Dataset records
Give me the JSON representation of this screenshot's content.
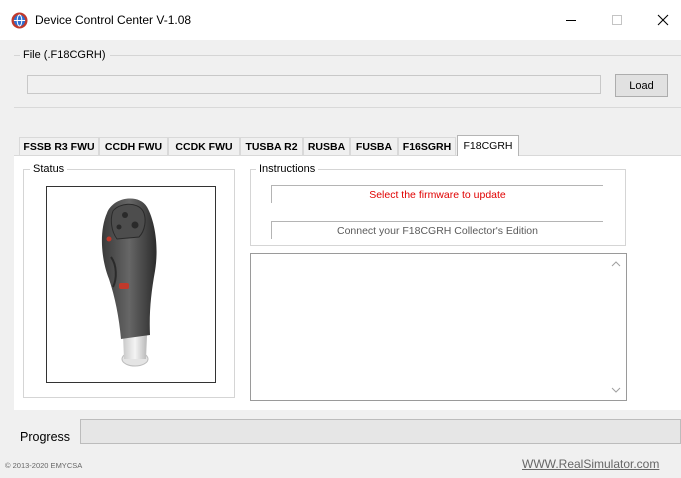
{
  "window": {
    "title": "Device Control Center V-1.08",
    "icon": "device-globe-icon",
    "controls": [
      "minimize-icon",
      "maximize-icon",
      "close-icon"
    ]
  },
  "file": {
    "legend": "File (.F18CGRH)",
    "path_value": "",
    "load_label": "Load"
  },
  "tabs": [
    {
      "label": "FSSB R3 FWU",
      "active": false
    },
    {
      "label": "CCDH FWU",
      "active": false
    },
    {
      "label": "CCDK FWU",
      "active": false
    },
    {
      "label": "TUSBA R2",
      "active": false
    },
    {
      "label": "RUSBA",
      "active": false
    },
    {
      "label": "FUSBA",
      "active": false
    },
    {
      "label": "F16SGRH",
      "active": false
    },
    {
      "label": "F18CGRH",
      "active": true
    }
  ],
  "status": {
    "legend": "Status",
    "image": "joystick-grip-image"
  },
  "instructions": {
    "legend": "Instructions",
    "line1": "Select the firmware to update",
    "line2": "Connect your F18CGRH Collector's Edition",
    "line1_color": "#e00000"
  },
  "log": {
    "text": ""
  },
  "progress": {
    "label": "Progress",
    "fraction": 0
  },
  "footer": {
    "copyright": "© 2013-2020 EMYCSA",
    "website": "WWW.RealSimulator.com"
  }
}
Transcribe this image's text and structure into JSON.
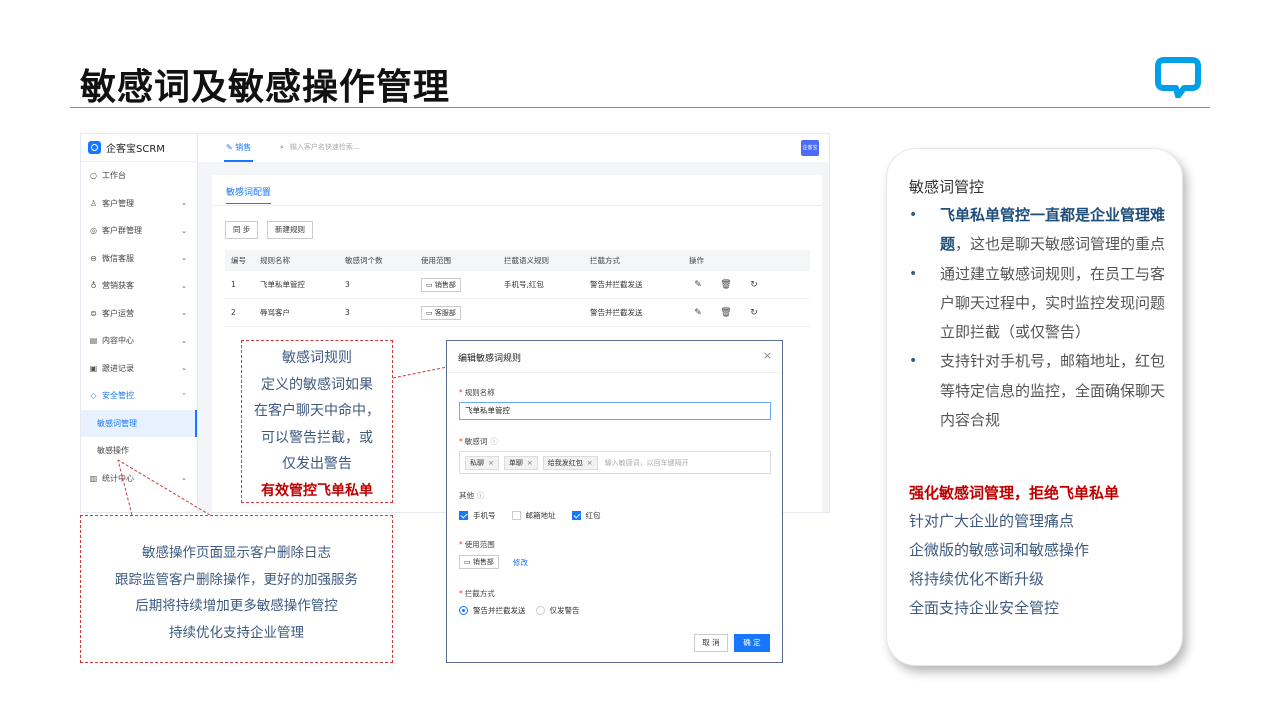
{
  "slide": {
    "title": "敏感词及敏感操作管理",
    "logo_icon": "chat-bubble-logo-icon",
    "accent": "#00a0e9"
  },
  "app": {
    "brand": "企客宝SCRM",
    "sidebar": {
      "items": [
        {
          "label": "工作台",
          "icon": "○"
        },
        {
          "label": "客户管理",
          "icon": "♙"
        },
        {
          "label": "客户群管理",
          "icon": "◎"
        },
        {
          "label": "微信客服",
          "icon": "⊖"
        },
        {
          "label": "营销获客",
          "icon": "♁"
        },
        {
          "label": "客户运营",
          "icon": "⊜"
        },
        {
          "label": "内容中心",
          "icon": "▤"
        },
        {
          "label": "跟进记录",
          "icon": "▣"
        },
        {
          "label": "安全管控",
          "icon": "◇"
        }
      ],
      "sub_items": [
        "敏感词管理",
        "敏感操作"
      ],
      "last_item": {
        "label": "统计中心",
        "icon": "▥"
      }
    },
    "topbar": {
      "tab": "销售",
      "search_placeholder": "输入客户名快速检索...",
      "user": "企客宝"
    },
    "content": {
      "tab": "敏感词配置",
      "buttons": {
        "sync": "同 步",
        "new_rule": "新建规则"
      },
      "table": {
        "headers": [
          "编号",
          "规则名称",
          "敏感词个数",
          "使用范围",
          "拦截语义规则",
          "拦截方式",
          "操作"
        ],
        "rows": [
          {
            "id": "1",
            "name": "飞单私单管控",
            "count": "3",
            "scope": "销售部",
            "semantic": "手机号,红包",
            "method": "警告并拦截发送"
          },
          {
            "id": "2",
            "name": "辱骂客户",
            "count": "3",
            "scope": "客服部",
            "semantic": "",
            "method": "警告并拦截发送"
          }
        ]
      }
    }
  },
  "dialog": {
    "title": "编辑敏感词规则",
    "close": "×",
    "name_label": "规则名称",
    "name_value": "飞单私单管控",
    "words_label": "敏感词",
    "words": [
      "私聊",
      "单聊",
      "给我发红包"
    ],
    "words_placeholder": "输入敏感词，以回车键隔开",
    "other_label": "其他",
    "other_options": [
      {
        "label": "手机号",
        "checked": true
      },
      {
        "label": "邮箱地址",
        "checked": false
      },
      {
        "label": "红包",
        "checked": true
      }
    ],
    "scope_label": "使用范围",
    "scope_value": "销售部",
    "scope_edit": "修改",
    "method_label": "拦截方式",
    "method_options": [
      {
        "label": "警告并拦截发送",
        "selected": true
      },
      {
        "label": "仅发警告",
        "selected": false
      }
    ],
    "cancel": "取 消",
    "ok": "确 定"
  },
  "callouts": {
    "rule": {
      "lines": [
        "敏感词规则",
        "定义的敏感词如果",
        "在客户聊天中命中，",
        "可以警告拦截，或",
        "仅发出警告"
      ],
      "emphasis": "有效管控飞单私单"
    },
    "ops": {
      "lines": [
        "敏感操作页面显示客户删除日志",
        "跟踪监管客户删除操作，更好的加强服务",
        "后期将持续增加更多敏感操作管控",
        "持续优化支持企业管理"
      ]
    }
  },
  "card": {
    "heading": "敏感词管控",
    "bullet1_bold": "飞单私单管控一直都是企业管理难题",
    "bullet1_rest": "，这也是聊天敏感词管理的重点",
    "bullet2": "通过建立敏感词规则，在员工与客户聊天过程中，实时监控发现问题立即拦截（或仅警告）",
    "bullet3": "支持针对手机号，邮箱地址，红包等特定信息的监控，全面确保聊天内容合规",
    "strong": "强化敏感词管理，拒绝飞单私单",
    "lines": [
      "针对广大企业的管理痛点",
      "企微版的敏感词和敏感操作",
      "将持续优化不断升级",
      "全面支持企业安全管控"
    ]
  }
}
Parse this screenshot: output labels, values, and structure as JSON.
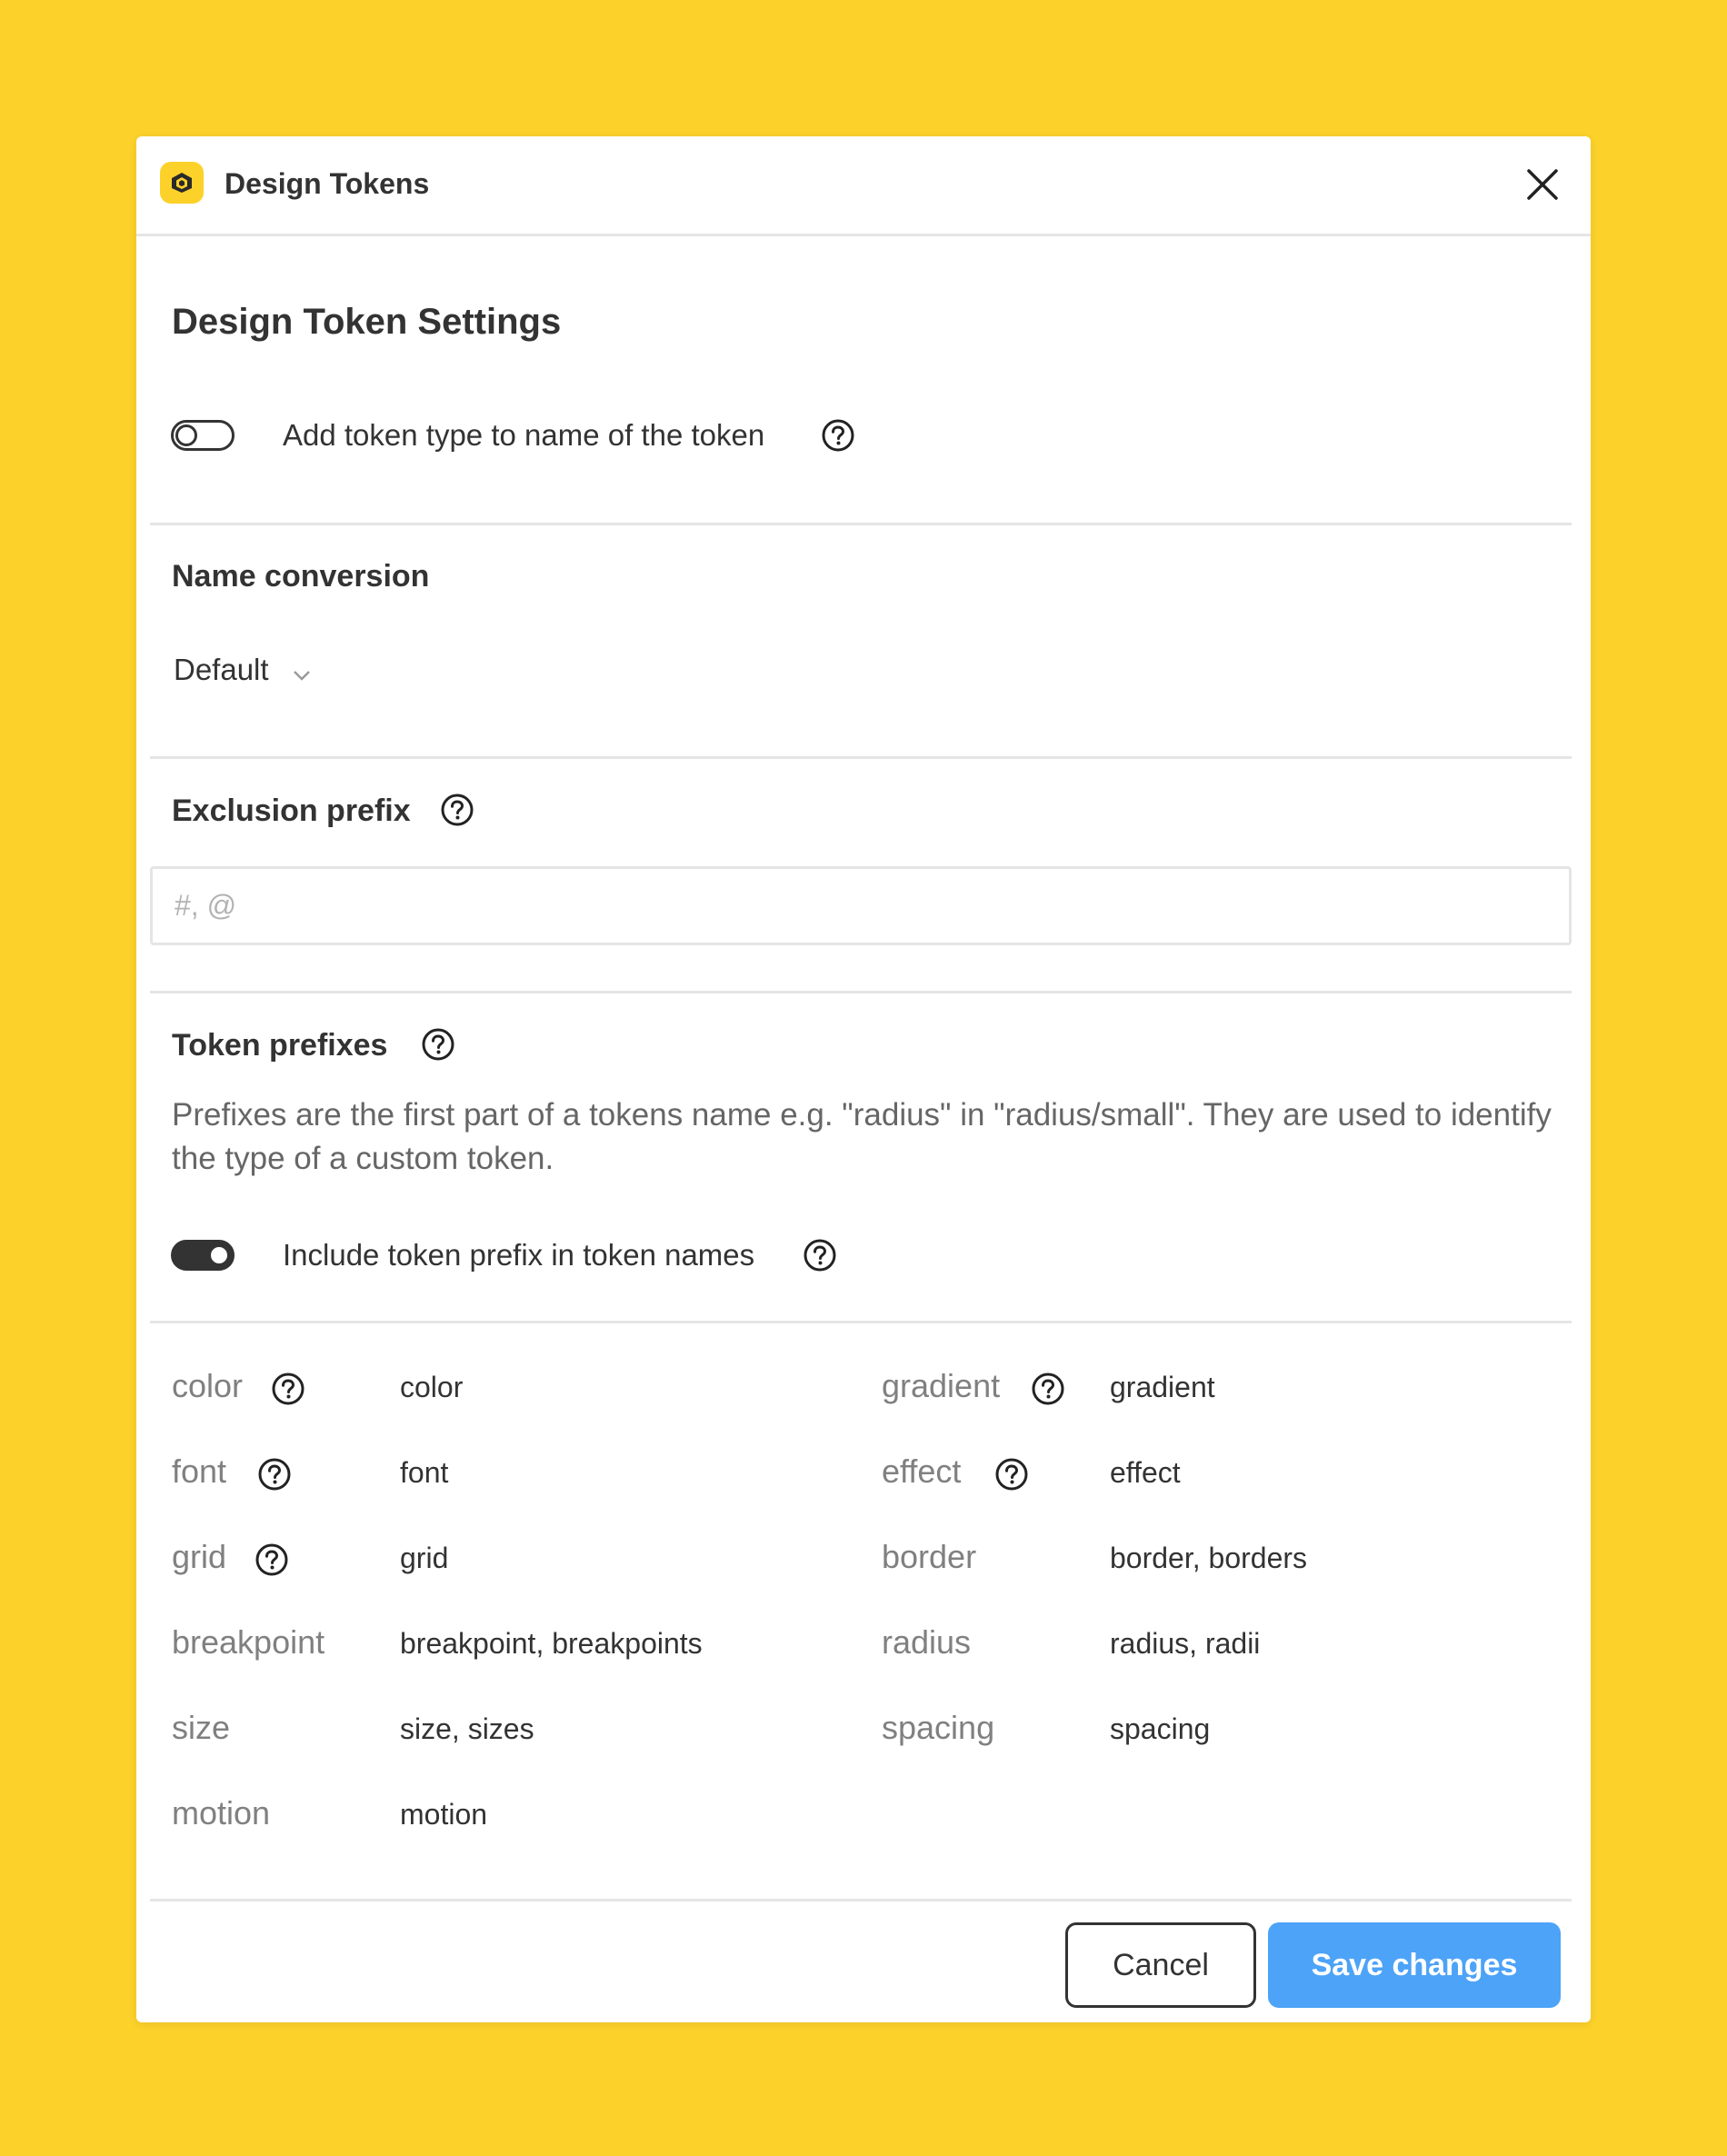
{
  "app": {
    "title": "Design Tokens",
    "icon": "design-tokens-logo-icon"
  },
  "settings": {
    "heading": "Design Token Settings",
    "add_type_toggle": {
      "label": "Add token type to name of the token",
      "on": false
    }
  },
  "name_conversion": {
    "heading": "Name conversion",
    "selected": "Default"
  },
  "exclusion_prefix": {
    "heading": "Exclusion prefix",
    "placeholder": "#, @",
    "value": ""
  },
  "token_prefixes": {
    "heading": "Token prefixes",
    "description": "Prefixes are the first part of a tokens name e.g. \"radius\" in \"radius/small\". They are used to identify the type of a custom token.",
    "include_toggle": {
      "label": "Include token prefix in token names",
      "on": true
    },
    "left": [
      {
        "key": "color",
        "value": "color"
      },
      {
        "key": "font",
        "value": "font"
      },
      {
        "key": "grid",
        "value": "grid"
      },
      {
        "key": "breakpoint",
        "value": "breakpoint, breakpoints"
      },
      {
        "key": "size",
        "value": "size, sizes"
      },
      {
        "key": "motion",
        "value": "motion"
      }
    ],
    "right": [
      {
        "key": "gradient",
        "value": "gradient"
      },
      {
        "key": "effect",
        "value": "effect"
      },
      {
        "key": "border",
        "value": "border, borders"
      },
      {
        "key": "radius",
        "value": "radius, radii"
      },
      {
        "key": "spacing",
        "value": "spacing"
      }
    ]
  },
  "footer": {
    "cancel_label": "Cancel",
    "save_label": "Save changes"
  },
  "colors": {
    "background": "#FCD12A",
    "accent": "#4DA3F7",
    "text": "#333333"
  }
}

▶ [STATED GOAL]
All records should be output exactly, with the pictures left out.

▶ [FINISHED EXERCISE]
Give me the JSON representation of this screenshot's content.
{
  "window": {
    "title": "Device Control Center V-1.08",
    "icon": "device-globe-icon",
    "controls": [
      "minimize-icon",
      "maximize-icon",
      "close-icon"
    ]
  },
  "file": {
    "legend": "File (.F18CGRH)",
    "path_value": "",
    "load_label": "Load"
  },
  "tabs": [
    {
      "label": "FSSB R3 FWU",
      "active": false
    },
    {
      "label": "CCDH FWU",
      "active": false
    },
    {
      "label": "CCDK FWU",
      "active": false
    },
    {
      "label": "TUSBA R2",
      "active": false
    },
    {
      "label": "RUSBA",
      "active": false
    },
    {
      "label": "FUSBA",
      "active": false
    },
    {
      "label": "F16SGRH",
      "active": false
    },
    {
      "label": "F18CGRH",
      "active": true
    }
  ],
  "status": {
    "legend": "Status",
    "image": "joystick-grip-image"
  },
  "instructions": {
    "legend": "Instructions",
    "line1": "Select the firmware to update",
    "line2": "Connect your F18CGRH Collector's Edition",
    "line1_color": "#e00000"
  },
  "log": {
    "text": ""
  },
  "progress": {
    "label": "Progress",
    "fraction": 0
  },
  "footer": {
    "copyright": "© 2013-2020 EMYCSA",
    "website": "WWW.RealSimulator.com"
  }
}
Transcribe this image's text and structure into JSON.
{
  "slide": {
    "title": "敏感词及敏感操作管理",
    "logo_icon": "chat-bubble-logo-icon",
    "accent": "#00a0e9"
  },
  "app": {
    "brand": "企客宝SCRM",
    "sidebar": {
      "items": [
        {
          "label": "工作台",
          "icon": "○"
        },
        {
          "label": "客户管理",
          "icon": "♙"
        },
        {
          "label": "客户群管理",
          "icon": "◎"
        },
        {
          "label": "微信客服",
          "icon": "⊖"
        },
        {
          "label": "营销获客",
          "icon": "♁"
        },
        {
          "label": "客户运营",
          "icon": "⊜"
        },
        {
          "label": "内容中心",
          "icon": "▤"
        },
        {
          "label": "跟进记录",
          "icon": "▣"
        },
        {
          "label": "安全管控",
          "icon": "◇"
        }
      ],
      "sub_items": [
        "敏感词管理",
        "敏感操作"
      ],
      "last_item": {
        "label": "统计中心",
        "icon": "▥"
      }
    },
    "topbar": {
      "tab": "销售",
      "search_placeholder": "输入客户名快速检索...",
      "user": "企客宝"
    },
    "content": {
      "tab": "敏感词配置",
      "buttons": {
        "sync": "同 步",
        "new_rule": "新建规则"
      },
      "table": {
        "headers": [
          "编号",
          "规则名称",
          "敏感词个数",
          "使用范围",
          "拦截语义规则",
          "拦截方式",
          "操作"
        ],
        "rows": [
          {
            "id": "1",
            "name": "飞单私单管控",
            "count": "3",
            "scope": "销售部",
            "semantic": "手机号,红包",
            "method": "警告并拦截发送"
          },
          {
            "id": "2",
            "name": "辱骂客户",
            "count": "3",
            "scope": "客服部",
            "semantic": "",
            "method": "警告并拦截发送"
          }
        ]
      }
    }
  },
  "dialog": {
    "title": "编辑敏感词规则",
    "close": "×",
    "name_label": "规则名称",
    "name_value": "飞单私单管控",
    "words_label": "敏感词",
    "words": [
      "私聊",
      "单聊",
      "给我发红包"
    ],
    "words_placeholder": "输入敏感词，以回车键隔开",
    "other_label": "其他",
    "other_options": [
      {
        "label": "手机号",
        "checked": true
      },
      {
        "label": "邮箱地址",
        "checked": false
      },
      {
        "label": "红包",
        "checked": true
      }
    ],
    "scope_label": "使用范围",
    "scope_value": "销售部",
    "scope_edit": "修改",
    "method_label": "拦截方式",
    "method_options": [
      {
        "label": "警告并拦截发送",
        "selected": true
      },
      {
        "label": "仅发警告",
        "selected": false
      }
    ],
    "cancel": "取 消",
    "ok": "确 定"
  },
  "callouts": {
    "rule": {
      "lines": [
        "敏感词规则",
        "定义的敏感词如果",
        "在客户聊天中命中，",
        "可以警告拦截，或",
        "仅发出警告"
      ],
      "emphasis": "有效管控飞单私单"
    },
    "ops": {
      "lines": [
        "敏感操作页面显示客户删除日志",
        "跟踪监管客户删除操作，更好的加强服务",
        "后期将持续增加更多敏感操作管控",
        "持续优化支持企业管理"
      ]
    }
  },
  "card": {
    "heading": "敏感词管控",
    "bullet1_bold": "飞单私单管控一直都是企业管理难题",
    "bullet1_rest": "，这也是聊天敏感词管理的重点",
    "bullet2": "通过建立敏感词规则，在员工与客户聊天过程中，实时监控发现问题立即拦截（或仅警告）",
    "bullet3": "支持针对手机号，邮箱地址，红包等特定信息的监控，全面确保聊天内容合规",
    "strong": "强化敏感词管理，拒绝飞单私单",
    "lines": [
      "针对广大企业的管理痛点",
      "企微版的敏感词和敏感操作",
      "将持续优化不断升级",
      "全面支持企业安全管控"
    ]
  }
}
Parse this screenshot: output labels, values, and structure as JSON.
{
  "app": {
    "title": "Design Tokens",
    "icon": "design-tokens-logo-icon"
  },
  "settings": {
    "heading": "Design Token Settings",
    "add_type_toggle": {
      "label": "Add token type to name of the token",
      "on": false
    }
  },
  "name_conversion": {
    "heading": "Name conversion",
    "selected": "Default"
  },
  "exclusion_prefix": {
    "heading": "Exclusion prefix",
    "placeholder": "#, @",
    "value": ""
  },
  "token_prefixes": {
    "heading": "Token prefixes",
    "description": "Prefixes are the first part of a tokens name e.g. \"radius\" in \"radius/small\". They are used to identify the type of a custom token.",
    "include_toggle": {
      "label": "Include token prefix in token names",
      "on": true
    },
    "left": [
      {
        "key": "color",
        "value": "color"
      },
      {
        "key": "font",
        "value": "font"
      },
      {
        "key": "grid",
        "value": "grid"
      },
      {
        "key": "breakpoint",
        "value": "breakpoint, breakpoints"
      },
      {
        "key": "size",
        "value": "size, sizes"
      },
      {
        "key": "motion",
        "value": "motion"
      }
    ],
    "right": [
      {
        "key": "gradient",
        "value": "gradient"
      },
      {
        "key": "effect",
        "value": "effect"
      },
      {
        "key": "border",
        "value": "border, borders"
      },
      {
        "key": "radius",
        "value": "radius, radii"
      },
      {
        "key": "spacing",
        "value": "spacing"
      }
    ]
  },
  "footer": {
    "cancel_label": "Cancel",
    "save_label": "Save changes"
  },
  "colors": {
    "background": "#FCD12A",
    "accent": "#4DA3F7",
    "text": "#333333"
  }
}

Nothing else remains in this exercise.